## What you will do
Quote the items word for word, from the first line through the line that contains "highlight-bar [782, 104, 793, 473]", including both ends.

================================

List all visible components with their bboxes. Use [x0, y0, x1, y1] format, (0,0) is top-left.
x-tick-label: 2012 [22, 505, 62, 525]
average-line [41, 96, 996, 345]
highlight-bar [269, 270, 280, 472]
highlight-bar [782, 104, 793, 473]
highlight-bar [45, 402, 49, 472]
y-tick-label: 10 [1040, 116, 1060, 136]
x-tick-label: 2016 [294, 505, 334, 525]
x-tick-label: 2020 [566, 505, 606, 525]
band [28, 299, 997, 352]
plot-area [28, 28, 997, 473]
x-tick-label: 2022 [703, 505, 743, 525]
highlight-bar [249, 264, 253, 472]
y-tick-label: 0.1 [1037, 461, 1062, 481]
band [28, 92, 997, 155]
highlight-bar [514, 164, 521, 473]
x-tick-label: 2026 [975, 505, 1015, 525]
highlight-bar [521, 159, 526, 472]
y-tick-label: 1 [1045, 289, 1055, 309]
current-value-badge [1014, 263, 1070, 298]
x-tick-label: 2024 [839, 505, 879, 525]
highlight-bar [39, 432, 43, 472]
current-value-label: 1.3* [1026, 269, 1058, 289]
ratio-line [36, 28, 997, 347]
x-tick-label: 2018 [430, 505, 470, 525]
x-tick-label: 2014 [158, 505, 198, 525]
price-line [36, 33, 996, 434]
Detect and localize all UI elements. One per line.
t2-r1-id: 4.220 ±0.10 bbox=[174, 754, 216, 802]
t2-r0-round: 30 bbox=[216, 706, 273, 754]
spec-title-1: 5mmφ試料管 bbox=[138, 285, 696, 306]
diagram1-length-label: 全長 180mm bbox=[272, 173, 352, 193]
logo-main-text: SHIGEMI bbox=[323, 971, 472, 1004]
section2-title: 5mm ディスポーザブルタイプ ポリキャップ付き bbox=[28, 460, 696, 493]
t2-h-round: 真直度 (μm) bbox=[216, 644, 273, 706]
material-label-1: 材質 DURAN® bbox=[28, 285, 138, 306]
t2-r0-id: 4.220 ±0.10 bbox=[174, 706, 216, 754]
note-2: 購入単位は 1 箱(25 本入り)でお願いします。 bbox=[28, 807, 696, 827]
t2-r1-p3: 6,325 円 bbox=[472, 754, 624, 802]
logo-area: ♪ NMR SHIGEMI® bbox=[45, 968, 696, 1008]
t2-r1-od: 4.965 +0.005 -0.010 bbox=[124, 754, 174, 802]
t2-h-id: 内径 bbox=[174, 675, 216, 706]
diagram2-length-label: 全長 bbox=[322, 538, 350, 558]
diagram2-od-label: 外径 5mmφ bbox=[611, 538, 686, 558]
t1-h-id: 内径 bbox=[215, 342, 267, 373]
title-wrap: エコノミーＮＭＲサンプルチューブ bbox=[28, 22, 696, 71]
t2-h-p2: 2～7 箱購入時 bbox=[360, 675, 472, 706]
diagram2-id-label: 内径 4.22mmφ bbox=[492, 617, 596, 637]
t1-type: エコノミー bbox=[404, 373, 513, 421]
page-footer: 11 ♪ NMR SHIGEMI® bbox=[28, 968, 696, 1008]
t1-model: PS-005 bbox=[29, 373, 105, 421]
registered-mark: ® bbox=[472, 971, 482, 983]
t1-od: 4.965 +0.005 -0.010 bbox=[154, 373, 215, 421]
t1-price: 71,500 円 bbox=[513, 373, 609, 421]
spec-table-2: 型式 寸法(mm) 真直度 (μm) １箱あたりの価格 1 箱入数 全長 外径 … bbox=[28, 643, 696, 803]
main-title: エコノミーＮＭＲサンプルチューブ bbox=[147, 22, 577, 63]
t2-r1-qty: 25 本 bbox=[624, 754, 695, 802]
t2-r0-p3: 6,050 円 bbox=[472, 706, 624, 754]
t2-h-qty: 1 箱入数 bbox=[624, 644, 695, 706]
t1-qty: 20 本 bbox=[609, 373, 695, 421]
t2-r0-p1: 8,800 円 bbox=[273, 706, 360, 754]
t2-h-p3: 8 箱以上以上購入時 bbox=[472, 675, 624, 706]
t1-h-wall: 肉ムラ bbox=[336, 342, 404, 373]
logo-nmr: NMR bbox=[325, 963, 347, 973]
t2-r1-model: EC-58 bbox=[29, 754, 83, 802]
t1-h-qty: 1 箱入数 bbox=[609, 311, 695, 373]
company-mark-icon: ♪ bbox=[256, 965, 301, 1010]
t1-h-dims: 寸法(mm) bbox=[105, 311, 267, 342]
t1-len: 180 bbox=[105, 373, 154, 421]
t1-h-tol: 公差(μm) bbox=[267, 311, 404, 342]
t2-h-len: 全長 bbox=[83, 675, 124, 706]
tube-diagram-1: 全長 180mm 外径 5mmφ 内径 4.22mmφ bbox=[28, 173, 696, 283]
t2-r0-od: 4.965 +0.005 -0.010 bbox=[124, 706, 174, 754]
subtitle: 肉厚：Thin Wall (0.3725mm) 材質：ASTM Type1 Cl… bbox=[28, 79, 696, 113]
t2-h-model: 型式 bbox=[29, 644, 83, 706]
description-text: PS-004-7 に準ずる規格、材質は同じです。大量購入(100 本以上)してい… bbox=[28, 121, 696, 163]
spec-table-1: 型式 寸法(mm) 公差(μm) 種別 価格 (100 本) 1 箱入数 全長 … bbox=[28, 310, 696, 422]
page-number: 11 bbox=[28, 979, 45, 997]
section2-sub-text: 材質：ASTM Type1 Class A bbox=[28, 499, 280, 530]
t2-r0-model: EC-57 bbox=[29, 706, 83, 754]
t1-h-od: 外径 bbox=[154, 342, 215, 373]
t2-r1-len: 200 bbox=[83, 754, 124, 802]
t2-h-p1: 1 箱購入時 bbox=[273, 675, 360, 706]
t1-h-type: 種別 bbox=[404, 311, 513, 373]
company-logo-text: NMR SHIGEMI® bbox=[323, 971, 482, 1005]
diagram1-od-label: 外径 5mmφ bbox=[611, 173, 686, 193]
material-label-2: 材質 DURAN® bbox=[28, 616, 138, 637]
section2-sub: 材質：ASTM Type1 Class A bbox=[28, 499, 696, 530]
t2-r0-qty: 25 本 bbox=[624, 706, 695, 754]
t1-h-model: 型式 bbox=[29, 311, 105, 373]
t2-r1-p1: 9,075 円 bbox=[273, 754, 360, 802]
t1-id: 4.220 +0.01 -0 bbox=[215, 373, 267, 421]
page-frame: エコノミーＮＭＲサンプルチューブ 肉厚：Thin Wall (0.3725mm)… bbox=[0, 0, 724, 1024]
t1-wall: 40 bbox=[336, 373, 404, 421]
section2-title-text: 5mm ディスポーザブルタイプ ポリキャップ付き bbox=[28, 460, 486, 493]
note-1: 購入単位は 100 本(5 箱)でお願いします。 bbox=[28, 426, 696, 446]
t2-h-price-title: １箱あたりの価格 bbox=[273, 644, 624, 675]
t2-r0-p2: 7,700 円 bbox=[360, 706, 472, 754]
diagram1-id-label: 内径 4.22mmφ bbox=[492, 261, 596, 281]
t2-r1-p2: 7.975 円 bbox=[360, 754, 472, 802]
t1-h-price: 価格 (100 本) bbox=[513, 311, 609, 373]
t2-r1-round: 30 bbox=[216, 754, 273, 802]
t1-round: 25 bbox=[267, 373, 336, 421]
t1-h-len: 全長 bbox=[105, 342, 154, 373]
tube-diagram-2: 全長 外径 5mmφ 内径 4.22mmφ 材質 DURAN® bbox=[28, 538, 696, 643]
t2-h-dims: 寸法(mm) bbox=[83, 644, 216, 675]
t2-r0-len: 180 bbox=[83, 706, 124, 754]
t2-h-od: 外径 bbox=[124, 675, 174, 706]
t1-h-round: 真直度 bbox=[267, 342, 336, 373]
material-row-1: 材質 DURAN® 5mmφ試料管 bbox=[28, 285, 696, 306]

================================

## Exercise result
List all visible components with their bboxes. Use [x0, y0, x1, y1] format, (0,0) is top-left.
x-tick-label: 2012 [22, 505, 62, 525]
average-line [41, 96, 996, 345]
highlight-bar [269, 270, 280, 472]
highlight-bar [782, 104, 793, 473]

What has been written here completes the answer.